BEGIN

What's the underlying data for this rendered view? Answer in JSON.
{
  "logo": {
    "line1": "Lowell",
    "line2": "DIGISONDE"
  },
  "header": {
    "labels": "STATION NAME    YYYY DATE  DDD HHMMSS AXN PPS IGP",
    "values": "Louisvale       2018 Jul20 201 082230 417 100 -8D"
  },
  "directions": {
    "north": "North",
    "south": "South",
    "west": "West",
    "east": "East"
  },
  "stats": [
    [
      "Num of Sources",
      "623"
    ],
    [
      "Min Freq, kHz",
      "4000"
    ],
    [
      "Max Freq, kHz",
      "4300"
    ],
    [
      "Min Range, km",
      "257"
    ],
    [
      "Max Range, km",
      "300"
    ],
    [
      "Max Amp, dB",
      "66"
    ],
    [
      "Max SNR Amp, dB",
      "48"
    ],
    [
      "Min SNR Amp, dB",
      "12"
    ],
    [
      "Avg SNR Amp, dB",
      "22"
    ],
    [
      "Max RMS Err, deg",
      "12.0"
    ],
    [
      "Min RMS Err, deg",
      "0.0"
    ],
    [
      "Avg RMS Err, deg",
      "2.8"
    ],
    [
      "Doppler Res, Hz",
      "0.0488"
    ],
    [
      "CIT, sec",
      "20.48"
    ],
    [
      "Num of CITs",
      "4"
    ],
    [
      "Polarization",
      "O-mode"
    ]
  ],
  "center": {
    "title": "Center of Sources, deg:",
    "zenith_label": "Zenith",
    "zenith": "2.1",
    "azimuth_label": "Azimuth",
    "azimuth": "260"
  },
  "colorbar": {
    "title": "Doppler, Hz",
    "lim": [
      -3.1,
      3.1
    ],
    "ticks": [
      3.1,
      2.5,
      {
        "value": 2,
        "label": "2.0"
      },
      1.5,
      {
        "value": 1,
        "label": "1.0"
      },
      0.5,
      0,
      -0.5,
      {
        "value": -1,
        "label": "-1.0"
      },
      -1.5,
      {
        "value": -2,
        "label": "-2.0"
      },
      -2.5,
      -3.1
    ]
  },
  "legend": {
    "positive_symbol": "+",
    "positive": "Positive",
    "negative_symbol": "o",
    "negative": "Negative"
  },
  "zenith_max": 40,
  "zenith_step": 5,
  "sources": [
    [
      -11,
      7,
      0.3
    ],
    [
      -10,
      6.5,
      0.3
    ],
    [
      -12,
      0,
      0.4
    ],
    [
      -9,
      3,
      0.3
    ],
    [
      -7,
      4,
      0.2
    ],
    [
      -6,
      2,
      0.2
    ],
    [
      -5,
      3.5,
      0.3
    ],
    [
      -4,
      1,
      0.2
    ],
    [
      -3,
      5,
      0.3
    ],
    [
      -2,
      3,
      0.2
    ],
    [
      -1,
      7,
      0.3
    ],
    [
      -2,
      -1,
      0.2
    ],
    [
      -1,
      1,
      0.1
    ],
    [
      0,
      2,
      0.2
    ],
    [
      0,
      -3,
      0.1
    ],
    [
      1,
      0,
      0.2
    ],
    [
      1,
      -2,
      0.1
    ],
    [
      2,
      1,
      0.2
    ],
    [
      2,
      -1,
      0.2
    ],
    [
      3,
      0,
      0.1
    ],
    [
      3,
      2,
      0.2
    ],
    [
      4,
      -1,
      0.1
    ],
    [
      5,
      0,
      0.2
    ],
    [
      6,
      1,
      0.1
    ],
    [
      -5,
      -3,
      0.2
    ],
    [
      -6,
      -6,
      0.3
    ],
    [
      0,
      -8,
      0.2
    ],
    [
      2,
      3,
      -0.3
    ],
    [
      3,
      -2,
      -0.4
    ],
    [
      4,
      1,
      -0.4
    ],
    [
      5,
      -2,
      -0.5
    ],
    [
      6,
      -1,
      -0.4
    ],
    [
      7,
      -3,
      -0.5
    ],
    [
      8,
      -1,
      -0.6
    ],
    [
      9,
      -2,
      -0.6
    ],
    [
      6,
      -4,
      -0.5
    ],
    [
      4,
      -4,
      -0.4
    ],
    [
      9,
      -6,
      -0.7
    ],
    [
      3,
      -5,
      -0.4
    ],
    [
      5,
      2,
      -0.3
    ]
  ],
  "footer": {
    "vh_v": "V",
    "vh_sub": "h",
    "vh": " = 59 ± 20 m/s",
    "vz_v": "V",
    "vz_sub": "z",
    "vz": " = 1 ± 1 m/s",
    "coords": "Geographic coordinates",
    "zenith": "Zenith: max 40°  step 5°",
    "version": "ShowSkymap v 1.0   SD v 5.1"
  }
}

END

# [YOUR GOAL]
Repeat the data exactly. Leave nothing out.

# [TASK SOLUTION]
What's the underlying data for this rendered view? Answer in JSON.
{
  "logo": {
    "line1": "Lowell",
    "line2": "DIGISONDE"
  },
  "header": {
    "labels": "STATION NAME    YYYY DATE  DDD HHMMSS AXN PPS IGP",
    "values": "Louisvale       2018 Jul20 201 082230 417 100 -8D"
  },
  "directions": {
    "north": "North",
    "south": "South",
    "west": "West",
    "east": "East"
  },
  "stats": [
    [
      "Num of Sources",
      "623"
    ],
    [
      "Min Freq, kHz",
      "4000"
    ],
    [
      "Max Freq, kHz",
      "4300"
    ],
    [
      "Min Range, km",
      "257"
    ],
    [
      "Max Range, km",
      "300"
    ],
    [
      "Max Amp, dB",
      "66"
    ],
    [
      "Max SNR Amp, dB",
      "48"
    ],
    [
      "Min SNR Amp, dB",
      "12"
    ],
    [
      "Avg SNR Amp, dB",
      "22"
    ],
    [
      "Max RMS Err, deg",
      "12.0"
    ],
    [
      "Min RMS Err, deg",
      "0.0"
    ],
    [
      "Avg RMS Err, deg",
      "2.8"
    ],
    [
      "Doppler Res, Hz",
      "0.0488"
    ],
    [
      "CIT, sec",
      "20.48"
    ],
    [
      "Num of CITs",
      "4"
    ],
    [
      "Polarization",
      "O-mode"
    ]
  ],
  "center": {
    "title": "Center of Sources, deg:",
    "zenith_label": "Zenith",
    "zenith": "2.1",
    "azimuth_label": "Azimuth",
    "azimuth": "260"
  },
  "colorbar": {
    "title": "Doppler, Hz",
    "lim": [
      -3.1,
      3.1
    ],
    "ticks": [
      3.1,
      2.5,
      {
        "value": 2,
        "label": "2.0"
      },
      1.5,
      {
        "value": 1,
        "label": "1.0"
      },
      0.5,
      0,
      -0.5,
      {
        "value": -1,
        "label": "-1.0"
      },
      -1.5,
      {
        "value": -2,
        "label": "-2.0"
      },
      -2.5,
      -3.1
    ]
  },
  "legend": {
    "positive_symbol": "+",
    "positive": "Positive",
    "negative_symbol": "o",
    "negative": "Negative"
  },
  "zenith_max": 40,
  "zenith_step": 5,
  "sources": [
    [
      -11,
      7,
      0.3
    ],
    [
      -10,
      6.5,
      0.3
    ],
    [
      -12,
      0,
      0.4
    ],
    [
      -9,
      3,
      0.3
    ],
    [
      -7,
      4,
      0.2
    ],
    [
      -6,
      2,
      0.2
    ],
    [
      -5,
      3.5,
      0.3
    ],
    [
      -4,
      1,
      0.2
    ],
    [
      -3,
      5,
      0.3
    ],
    [
      -2,
      3,
      0.2
    ],
    [
      -1,
      7,
      0.3
    ],
    [
      -2,
      -1,
      0.2
    ],
    [
      -1,
      1,
      0.1
    ],
    [
      0,
      2,
      0.2
    ],
    [
      0,
      -3,
      0.1
    ],
    [
      1,
      0,
      0.2
    ],
    [
      1,
      -2,
      0.1
    ],
    [
      2,
      1,
      0.2
    ],
    [
      2,
      -1,
      0.2
    ],
    [
      3,
      0,
      0.1
    ],
    [
      3,
      2,
      0.2
    ],
    [
      4,
      -1,
      0.1
    ],
    [
      5,
      0,
      0.2
    ],
    [
      6,
      1,
      0.1
    ],
    [
      -5,
      -3,
      0.2
    ],
    [
      -6,
      -6,
      0.3
    ],
    [
      0,
      -8,
      0.2
    ],
    [
      2,
      3,
      -0.3
    ],
    [
      3,
      -2,
      -0.4
    ],
    [
      4,
      1,
      -0.4
    ],
    [
      5,
      -2,
      -0.5
    ],
    [
      6,
      -1,
      -0.4
    ],
    [
      7,
      -3,
      -0.5
    ],
    [
      8,
      -1,
      -0.6
    ],
    [
      9,
      -2,
      -0.6
    ],
    [
      6,
      -4,
      -0.5
    ],
    [
      4,
      -4,
      -0.4
    ],
    [
      9,
      -6,
      -0.7
    ],
    [
      3,
      -5,
      -0.4
    ],
    [
      5,
      2,
      -0.3
    ]
  ],
  "footer": {
    "vh_v": "V",
    "vh_sub": "h",
    "vh": " = 59 ± 20 m/s",
    "vz_v": "V",
    "vz_sub": "z",
    "vz": " = 1 ± 1 m/s",
    "coords": "Geographic coordinates",
    "zenith": "Zenith: max 40°  step 5°",
    "version": "ShowSkymap v 1.0   SD v 5.1"
  }
}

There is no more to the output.